- Exercise inputs -
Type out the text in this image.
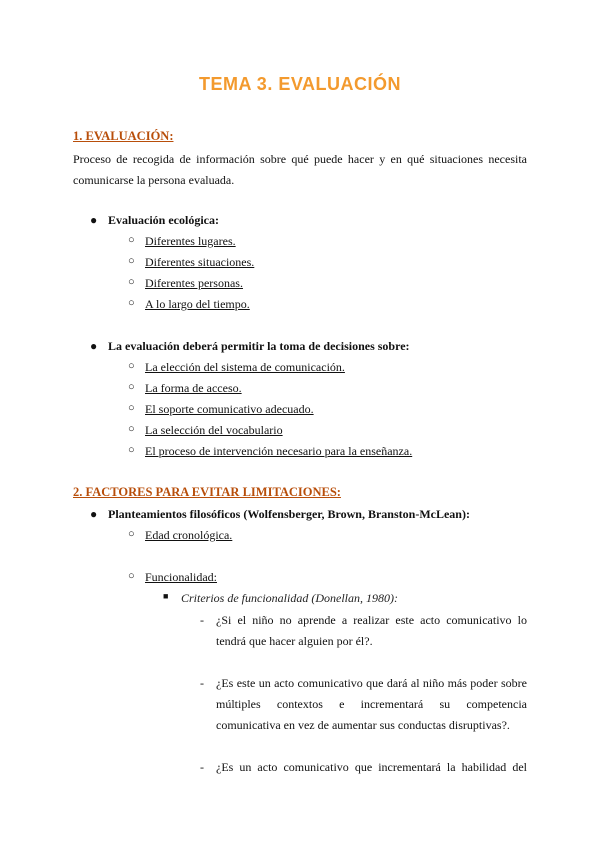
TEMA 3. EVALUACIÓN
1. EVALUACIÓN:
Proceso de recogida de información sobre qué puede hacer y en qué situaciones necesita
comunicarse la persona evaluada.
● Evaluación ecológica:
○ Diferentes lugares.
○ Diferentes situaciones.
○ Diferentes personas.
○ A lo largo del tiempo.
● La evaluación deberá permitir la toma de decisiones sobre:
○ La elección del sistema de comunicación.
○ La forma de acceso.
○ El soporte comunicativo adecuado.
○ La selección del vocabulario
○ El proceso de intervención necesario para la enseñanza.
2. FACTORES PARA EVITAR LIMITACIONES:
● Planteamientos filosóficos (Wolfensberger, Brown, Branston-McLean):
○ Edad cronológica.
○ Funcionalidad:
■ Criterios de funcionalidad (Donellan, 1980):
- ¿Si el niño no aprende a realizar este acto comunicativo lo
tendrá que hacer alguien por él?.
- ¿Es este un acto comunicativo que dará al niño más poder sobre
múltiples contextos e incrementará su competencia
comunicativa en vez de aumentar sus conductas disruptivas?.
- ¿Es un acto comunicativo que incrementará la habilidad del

- Problem to work on -
Go through the listing above and quote it exactly, apart from its images.

- Finished exercise -
Type out the text in this image.
TEMA 3. EVALUACIÓN
1. EVALUACIÓN:
Proceso de recogida de información sobre qué puede hacer y en qué situaciones necesita
comunicarse la persona evaluada.
● Evaluación ecológica:
○ Diferentes lugares.
○ Diferentes situaciones.
○ Diferentes personas.
○ A lo largo del tiempo.
● La evaluación deberá permitir la toma de decisiones sobre:
○ La elección del sistema de comunicación.
○ La forma de acceso.
○ El soporte comunicativo adecuado.
○ La selección del vocabulario
○ El proceso de intervención necesario para la enseñanza.
2. FACTORES PARA EVITAR LIMITACIONES:
● Planteamientos filosóficos (Wolfensberger, Brown, Branston-McLean):
○ Edad cronológica.
○ Funcionalidad:
■ Criterios de funcionalidad (Donellan, 1980):
- ¿Si el niño no aprende a realizar este acto comunicativo lo
tendrá que hacer alguien por él?.
- ¿Es este un acto comunicativo que dará al niño más poder sobre
múltiples contextos e incrementará su competencia
comunicativa en vez de aumentar sus conductas disruptivas?.
- ¿Es un acto comunicativo que incrementará la habilidad del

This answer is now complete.